### Stated exercise
Transcribe every line of the data below, keeping each character unchanged.

[Source records]

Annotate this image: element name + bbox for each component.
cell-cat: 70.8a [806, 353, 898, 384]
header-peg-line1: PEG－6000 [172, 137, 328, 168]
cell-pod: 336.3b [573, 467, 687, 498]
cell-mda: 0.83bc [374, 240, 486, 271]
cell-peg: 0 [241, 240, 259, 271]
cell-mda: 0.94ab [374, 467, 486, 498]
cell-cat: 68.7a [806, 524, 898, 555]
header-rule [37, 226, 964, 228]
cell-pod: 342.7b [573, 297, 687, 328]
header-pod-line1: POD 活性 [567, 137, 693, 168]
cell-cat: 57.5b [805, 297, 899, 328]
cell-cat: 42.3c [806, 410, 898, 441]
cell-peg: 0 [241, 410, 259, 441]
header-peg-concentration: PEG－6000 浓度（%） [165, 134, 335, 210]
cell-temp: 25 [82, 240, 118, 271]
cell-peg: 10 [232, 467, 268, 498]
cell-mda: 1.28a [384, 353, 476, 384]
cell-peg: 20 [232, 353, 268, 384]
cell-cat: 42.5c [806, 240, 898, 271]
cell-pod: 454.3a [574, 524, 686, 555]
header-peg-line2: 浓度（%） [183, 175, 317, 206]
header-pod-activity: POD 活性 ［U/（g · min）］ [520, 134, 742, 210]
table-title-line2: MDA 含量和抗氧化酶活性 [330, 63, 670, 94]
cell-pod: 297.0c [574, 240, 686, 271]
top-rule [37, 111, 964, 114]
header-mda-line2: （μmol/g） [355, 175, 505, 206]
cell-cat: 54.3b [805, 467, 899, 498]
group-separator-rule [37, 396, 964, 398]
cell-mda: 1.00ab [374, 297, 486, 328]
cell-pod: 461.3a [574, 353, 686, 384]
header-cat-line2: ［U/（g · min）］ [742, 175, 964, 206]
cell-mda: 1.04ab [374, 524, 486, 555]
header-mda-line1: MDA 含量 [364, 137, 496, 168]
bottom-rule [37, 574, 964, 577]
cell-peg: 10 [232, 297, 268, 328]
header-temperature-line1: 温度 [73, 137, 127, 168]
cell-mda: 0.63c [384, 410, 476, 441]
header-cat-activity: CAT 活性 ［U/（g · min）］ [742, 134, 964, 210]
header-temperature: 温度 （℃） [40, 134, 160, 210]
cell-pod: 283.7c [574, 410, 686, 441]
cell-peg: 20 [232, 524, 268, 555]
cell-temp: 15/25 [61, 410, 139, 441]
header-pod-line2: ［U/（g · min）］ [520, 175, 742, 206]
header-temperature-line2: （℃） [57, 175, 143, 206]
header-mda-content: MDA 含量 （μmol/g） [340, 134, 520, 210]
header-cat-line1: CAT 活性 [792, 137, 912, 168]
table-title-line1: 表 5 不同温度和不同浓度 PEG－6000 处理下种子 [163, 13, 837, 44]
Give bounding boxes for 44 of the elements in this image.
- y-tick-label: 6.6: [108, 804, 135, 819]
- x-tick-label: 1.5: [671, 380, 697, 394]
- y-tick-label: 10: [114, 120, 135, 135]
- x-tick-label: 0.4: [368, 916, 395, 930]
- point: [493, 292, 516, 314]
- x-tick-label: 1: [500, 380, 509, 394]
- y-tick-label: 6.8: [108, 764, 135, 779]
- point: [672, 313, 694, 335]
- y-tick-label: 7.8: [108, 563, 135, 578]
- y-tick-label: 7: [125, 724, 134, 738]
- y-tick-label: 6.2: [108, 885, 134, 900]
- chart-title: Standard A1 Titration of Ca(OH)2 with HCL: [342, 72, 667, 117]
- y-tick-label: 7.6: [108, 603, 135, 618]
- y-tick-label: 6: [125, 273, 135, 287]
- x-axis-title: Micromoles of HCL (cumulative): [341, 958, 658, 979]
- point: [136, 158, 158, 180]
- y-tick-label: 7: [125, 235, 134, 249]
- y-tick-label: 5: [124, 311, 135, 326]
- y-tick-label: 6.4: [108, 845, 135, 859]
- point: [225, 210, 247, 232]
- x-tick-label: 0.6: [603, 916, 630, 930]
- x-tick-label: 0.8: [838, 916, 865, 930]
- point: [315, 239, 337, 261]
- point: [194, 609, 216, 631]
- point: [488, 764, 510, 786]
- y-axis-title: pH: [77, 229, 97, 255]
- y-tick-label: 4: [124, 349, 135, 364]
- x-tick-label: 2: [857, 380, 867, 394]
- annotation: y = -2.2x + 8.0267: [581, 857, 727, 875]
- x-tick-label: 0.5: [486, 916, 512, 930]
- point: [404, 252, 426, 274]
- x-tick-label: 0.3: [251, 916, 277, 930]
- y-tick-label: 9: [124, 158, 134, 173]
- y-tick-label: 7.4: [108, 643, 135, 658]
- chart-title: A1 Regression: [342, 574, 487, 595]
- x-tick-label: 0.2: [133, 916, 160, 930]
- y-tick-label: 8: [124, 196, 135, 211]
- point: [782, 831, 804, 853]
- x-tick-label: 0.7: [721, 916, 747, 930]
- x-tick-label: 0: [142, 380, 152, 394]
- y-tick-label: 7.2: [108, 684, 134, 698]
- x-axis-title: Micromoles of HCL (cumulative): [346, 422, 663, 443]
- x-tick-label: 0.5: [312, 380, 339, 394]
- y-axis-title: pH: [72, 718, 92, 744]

### Written response
Annotate this image: element name + bbox for each component.
cell-cat: 70.8a [806, 353, 898, 384]
header-peg-line1: PEG－6000 [172, 137, 328, 168]
cell-pod: 336.3b [573, 467, 687, 498]
cell-mda: 0.83bc [374, 240, 486, 271]
cell-peg: 0 [241, 240, 259, 271]
cell-mda: 0.94ab [374, 467, 486, 498]
cell-cat: 68.7a [806, 524, 898, 555]
header-rule [37, 226, 964, 228]
cell-pod: 342.7b [573, 297, 687, 328]
header-pod-line1: POD 活性 [567, 137, 693, 168]
cell-cat: 57.5b [805, 297, 899, 328]
cell-cat: 42.3c [806, 410, 898, 441]
cell-peg: 0 [241, 410, 259, 441]
header-peg-concentration: PEG－6000 浓度（%） [165, 134, 335, 210]
cell-temp: 25 [82, 240, 118, 271]
cell-peg: 10 [232, 467, 268, 498]
cell-mda: 1.28a [384, 353, 476, 384]
cell-peg: 20 [232, 353, 268, 384]
cell-cat: 42.5c [806, 240, 898, 271]
cell-pod: 454.3a [574, 524, 686, 555]
header-peg-line2: 浓度（%） [183, 175, 317, 206]
header-pod-activity: POD 活性 ［U/（g · min）］ [520, 134, 742, 210]
table-title-line2: MDA 含量和抗氧化酶活性 [330, 63, 670, 94]
cell-pod: 297.0c [574, 240, 686, 271]
top-rule [37, 111, 964, 114]
header-mda-line2: （μmol/g） [355, 175, 505, 206]
cell-cat: 54.3b [805, 467, 899, 498]
group-separator-rule [37, 396, 964, 398]
cell-mda: 1.00ab [374, 297, 486, 328]
cell-pod: 461.3a [574, 353, 686, 384]
header-cat-line2: ［U/（g · min）］ [742, 175, 964, 206]
cell-mda: 1.04ab [374, 524, 486, 555]
header-mda-line1: MDA 含量 [364, 137, 496, 168]
bottom-rule [37, 574, 964, 577]
cell-peg: 10 [232, 297, 268, 328]
header-temperature-line1: 温度 [73, 137, 127, 168]
cell-mda: 0.63c [384, 410, 476, 441]
header-cat-activity: CAT 活性 ［U/（g · min）］ [742, 134, 964, 210]
header-temperature: 温度 （℃） [40, 134, 160, 210]
cell-pod: 283.7c [574, 410, 686, 441]
cell-peg: 20 [232, 524, 268, 555]
cell-temp: 15/25 [61, 410, 139, 441]
header-pod-line2: ［U/（g · min）］ [520, 175, 742, 206]
header-temperature-line2: （℃） [57, 175, 143, 206]
header-mda-content: MDA 含量 （μmol/g） [340, 134, 520, 210]
header-cat-line1: CAT 活性 [792, 137, 912, 168]
table-title-line1: 表 5 不同温度和不同浓度 PEG－6000 处理下种子 [163, 13, 837, 44]
Give bounding boxes for 44 of the elements in this image.
- y-tick-label: 6.6: [108, 804, 135, 819]
- x-tick-label: 1.5: [671, 380, 697, 394]
- y-tick-label: 10: [114, 120, 135, 135]
- x-tick-label: 0.4: [368, 916, 395, 930]
- point: [493, 292, 516, 314]
- x-tick-label: 1: [500, 380, 509, 394]
- y-tick-label: 6.8: [108, 764, 135, 779]
- point: [672, 313, 694, 335]
- y-tick-label: 7.8: [108, 563, 135, 578]
- y-tick-label: 7: [125, 724, 134, 738]
- y-tick-label: 6.2: [108, 885, 134, 900]
- chart-title: Standard A1 Titration of Ca(OH)2 with HCL: [342, 72, 667, 117]
- y-tick-label: 7.6: [108, 603, 135, 618]
- y-tick-label: 6: [125, 273, 135, 287]
- x-axis-title: Micromoles of HCL (cumulative): [341, 958, 658, 979]
- point: [136, 158, 158, 180]
- y-tick-label: 7: [125, 235, 134, 249]
- y-tick-label: 5: [124, 311, 135, 326]
- y-tick-label: 6.4: [108, 845, 135, 859]
- point: [225, 210, 247, 232]
- x-tick-label: 0.6: [603, 916, 630, 930]
- x-tick-label: 0.8: [838, 916, 865, 930]
- point: [315, 239, 337, 261]
- point: [194, 609, 216, 631]
- point: [488, 764, 510, 786]
- y-axis-title: pH: [77, 229, 97, 255]
- y-tick-label: 4: [124, 349, 135, 364]
- x-tick-label: 2: [857, 380, 867, 394]
- annotation: y = -2.2x + 8.0267: [581, 857, 727, 875]
- x-tick-label: 0.5: [486, 916, 512, 930]
- point: [404, 252, 426, 274]
- x-tick-label: 0.3: [251, 916, 277, 930]
- y-tick-label: 9: [124, 158, 134, 173]
- y-tick-label: 7.4: [108, 643, 135, 658]
- chart-title: A1 Regression: [342, 574, 487, 595]
- x-tick-label: 0.2: [133, 916, 160, 930]
- y-tick-label: 8: [124, 196, 135, 211]
- point: [782, 831, 804, 853]
- x-tick-label: 0.7: [721, 916, 747, 930]
- x-tick-label: 0: [142, 380, 152, 394]
- y-tick-label: 7.2: [108, 684, 134, 698]
- x-axis-title: Micromoles of HCL (cumulative): [346, 422, 663, 443]
- x-tick-label: 0.5: [312, 380, 339, 394]
- y-axis-title: pH: [72, 718, 92, 744]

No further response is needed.